Para Mirian Parente Monteiro, professora de farmácia da UFC (Universidade Federal do Ceará), o Brasil é historicamente defasado neste assunto e falta uma tradição de pesquisa e desenvolvimento tecnológico para produzir medicamentos.

“Temos até boas pesquisas de desenvolvimento de remédios com potencial nas universidades públicas, mas que esbarram na questão do financiamento. E, no Brasil, as indústrias farmacêuticas são filiais de grandes conglomerados de empresas lá de fora. Nossa dependência de insumos importados vai persistir por muito tempo. Não vamos avançar em um estalar de dedos”, afirma a professora.

.Oferta x demanda. Com menos insumos disponíveis para a fabricação de medicamentos, a produção diminui, gerando desequilíbrio com a demanda. Há impacto no preço, que também é afetado por outros fatores, como a desvalorização do real frente ao dólar e o aumento dos custos com frete. A guerra na Ucrânia tem contribuído com a pressão inflacionária.

Virou leilão. Quem paga mais, leva. Os Estados Unidos e muitos países da Europa estão pagando mais do que o preço normal dos medicamentos. Marco Antonio Stephano, professor da USP.

“Em Londres, por exemplo, o preço disparou. Há casos de aumento que passam de 400%”, relata Stephano. Embora o Reino Unido tenha um sistema de saúde pública semelhante ao SUS brasileiro, essa variação acontece porque não há o mesmo modelo de controle de preços.

O que mais preocupa são os insumos de medicamentos comuns e que não podem faltar —e que o Brasil não produz. “É uma discussão. O governo alega que importar sai muito mais barato para o consumidor, porém, isso causa uma insuficiência industrial. Não podemos ser tão dependentes do mercado externo assim. Numa situação de emergência, o país precisa ter produção própria, para que não deixe a população desabastecida”, defende a vice-presidente do CRF-SP.

No Brasil, a CMED (Câmara de Regulação do Mercado de Medicamentos), órgão interministerial do Governo Federal, estabelece um valor máximo para a grande maioria dos medicamentos. Essa regulação evita explosões de preços em caso de escassez de insumos, mas acaba por obrigar a cadeia produtiva a absorver o aumento do custo de produção.

Caminhos para a solução

Fortalecimento da pesquisa científica – O professor Luiz Carlos Dias, titular do Instituto de Química da Unicamp (Universidade Estadual de Campinas) e membro da ABC (Academia Brasileira de Ciências), reconhece que a indústria farmacêutica brasileira avançou muito na produção de medicamentos genéricos e similares, atuando com inovação incremental (o aperfeiçoamento de terapias existentes). Mas ainda há muito potencial a ser explorado.

* _EXPERIMENTE_: Transcreva literalmente a parte do trecho acima sobre a falta de insumos para medicamentos que começa nas palavras "Para Mirian Parente" e termina depois de "para produzir medicamentos.".

* _MATERIAL FORNECIDO_:
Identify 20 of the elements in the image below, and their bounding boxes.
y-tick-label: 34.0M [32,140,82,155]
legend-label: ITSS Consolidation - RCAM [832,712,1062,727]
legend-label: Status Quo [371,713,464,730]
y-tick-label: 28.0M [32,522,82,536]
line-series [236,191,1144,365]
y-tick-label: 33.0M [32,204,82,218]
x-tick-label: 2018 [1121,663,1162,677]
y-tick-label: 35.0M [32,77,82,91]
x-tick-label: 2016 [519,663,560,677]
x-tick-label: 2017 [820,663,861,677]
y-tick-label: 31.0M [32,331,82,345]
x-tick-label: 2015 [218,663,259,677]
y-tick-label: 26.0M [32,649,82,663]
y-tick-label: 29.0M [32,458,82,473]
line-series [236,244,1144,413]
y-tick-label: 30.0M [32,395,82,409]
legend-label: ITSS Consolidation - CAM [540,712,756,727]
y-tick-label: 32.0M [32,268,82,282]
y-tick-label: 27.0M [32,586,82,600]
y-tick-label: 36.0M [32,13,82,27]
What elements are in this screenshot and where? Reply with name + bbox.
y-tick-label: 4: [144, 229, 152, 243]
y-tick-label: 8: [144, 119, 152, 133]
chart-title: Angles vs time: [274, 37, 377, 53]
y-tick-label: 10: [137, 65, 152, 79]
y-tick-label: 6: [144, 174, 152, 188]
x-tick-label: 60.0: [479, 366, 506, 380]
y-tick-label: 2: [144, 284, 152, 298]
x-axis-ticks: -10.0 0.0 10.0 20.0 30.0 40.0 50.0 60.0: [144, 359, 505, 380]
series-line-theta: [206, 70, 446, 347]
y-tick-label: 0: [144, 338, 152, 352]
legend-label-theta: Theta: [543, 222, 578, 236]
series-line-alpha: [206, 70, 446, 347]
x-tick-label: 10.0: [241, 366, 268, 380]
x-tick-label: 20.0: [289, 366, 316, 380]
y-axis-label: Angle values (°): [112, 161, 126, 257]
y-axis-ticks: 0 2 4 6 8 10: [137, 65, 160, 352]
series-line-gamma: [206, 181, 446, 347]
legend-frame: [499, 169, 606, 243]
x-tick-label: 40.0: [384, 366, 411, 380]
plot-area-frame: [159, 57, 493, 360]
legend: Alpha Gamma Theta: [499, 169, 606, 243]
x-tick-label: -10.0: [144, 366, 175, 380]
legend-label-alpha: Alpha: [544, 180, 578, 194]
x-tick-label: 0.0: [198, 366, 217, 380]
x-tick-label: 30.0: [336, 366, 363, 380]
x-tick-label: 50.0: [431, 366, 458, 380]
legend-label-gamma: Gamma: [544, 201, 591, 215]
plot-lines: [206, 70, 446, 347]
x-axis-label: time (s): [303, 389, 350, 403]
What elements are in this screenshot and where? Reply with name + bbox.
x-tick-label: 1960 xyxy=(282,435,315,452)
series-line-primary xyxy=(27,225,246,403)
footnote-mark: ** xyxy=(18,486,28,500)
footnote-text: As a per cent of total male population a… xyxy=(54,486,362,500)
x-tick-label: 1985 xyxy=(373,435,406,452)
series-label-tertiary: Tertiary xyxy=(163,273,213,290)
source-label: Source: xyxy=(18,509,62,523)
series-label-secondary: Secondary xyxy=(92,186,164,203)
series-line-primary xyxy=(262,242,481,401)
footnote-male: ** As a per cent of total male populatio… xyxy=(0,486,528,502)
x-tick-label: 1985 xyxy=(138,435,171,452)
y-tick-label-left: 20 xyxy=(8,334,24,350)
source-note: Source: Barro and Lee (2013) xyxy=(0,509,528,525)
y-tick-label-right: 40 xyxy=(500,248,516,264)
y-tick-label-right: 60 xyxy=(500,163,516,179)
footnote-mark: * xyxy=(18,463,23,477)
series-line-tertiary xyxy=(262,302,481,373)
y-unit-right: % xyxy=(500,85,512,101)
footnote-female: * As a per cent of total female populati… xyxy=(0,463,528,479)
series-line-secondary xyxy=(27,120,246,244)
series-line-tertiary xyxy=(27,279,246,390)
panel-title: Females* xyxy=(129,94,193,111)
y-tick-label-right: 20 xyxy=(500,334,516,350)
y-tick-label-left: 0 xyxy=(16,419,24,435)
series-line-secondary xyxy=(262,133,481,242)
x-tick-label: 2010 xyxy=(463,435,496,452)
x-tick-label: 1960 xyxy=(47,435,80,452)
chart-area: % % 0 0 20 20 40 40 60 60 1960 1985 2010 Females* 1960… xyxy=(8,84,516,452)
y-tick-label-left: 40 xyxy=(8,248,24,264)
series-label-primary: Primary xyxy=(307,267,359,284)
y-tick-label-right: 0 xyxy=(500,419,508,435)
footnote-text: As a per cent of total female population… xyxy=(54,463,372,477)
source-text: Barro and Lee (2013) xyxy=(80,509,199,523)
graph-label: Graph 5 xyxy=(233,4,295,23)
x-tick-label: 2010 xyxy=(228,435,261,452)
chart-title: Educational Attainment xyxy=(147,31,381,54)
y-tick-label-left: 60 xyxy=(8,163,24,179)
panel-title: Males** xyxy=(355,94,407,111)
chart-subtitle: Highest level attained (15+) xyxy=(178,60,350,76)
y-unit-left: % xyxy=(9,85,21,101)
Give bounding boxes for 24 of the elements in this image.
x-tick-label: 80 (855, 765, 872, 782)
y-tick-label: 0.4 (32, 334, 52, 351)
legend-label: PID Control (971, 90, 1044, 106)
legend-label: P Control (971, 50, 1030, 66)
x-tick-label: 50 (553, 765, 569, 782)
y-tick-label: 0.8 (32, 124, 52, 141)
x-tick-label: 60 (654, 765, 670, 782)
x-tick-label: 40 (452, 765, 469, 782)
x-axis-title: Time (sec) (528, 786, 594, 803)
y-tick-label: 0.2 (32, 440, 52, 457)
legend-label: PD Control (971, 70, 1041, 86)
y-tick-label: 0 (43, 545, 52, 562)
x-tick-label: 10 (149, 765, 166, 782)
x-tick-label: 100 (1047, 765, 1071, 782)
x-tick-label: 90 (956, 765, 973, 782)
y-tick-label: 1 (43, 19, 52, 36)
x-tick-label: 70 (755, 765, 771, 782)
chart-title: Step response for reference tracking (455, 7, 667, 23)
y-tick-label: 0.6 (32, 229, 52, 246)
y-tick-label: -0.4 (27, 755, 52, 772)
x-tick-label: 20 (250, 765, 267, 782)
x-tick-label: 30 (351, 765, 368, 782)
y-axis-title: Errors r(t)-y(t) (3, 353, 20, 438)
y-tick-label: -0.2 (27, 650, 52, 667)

* _RESULTADO_:
Para Mirian Parente Monteiro, professora de farmácia da UFC (Universidade Federal do Ceará), o Brasil é historicamente defasado neste assunto e falta uma tradição de pesquisa e desenvolvimento tecnológico para produzir medicamentos.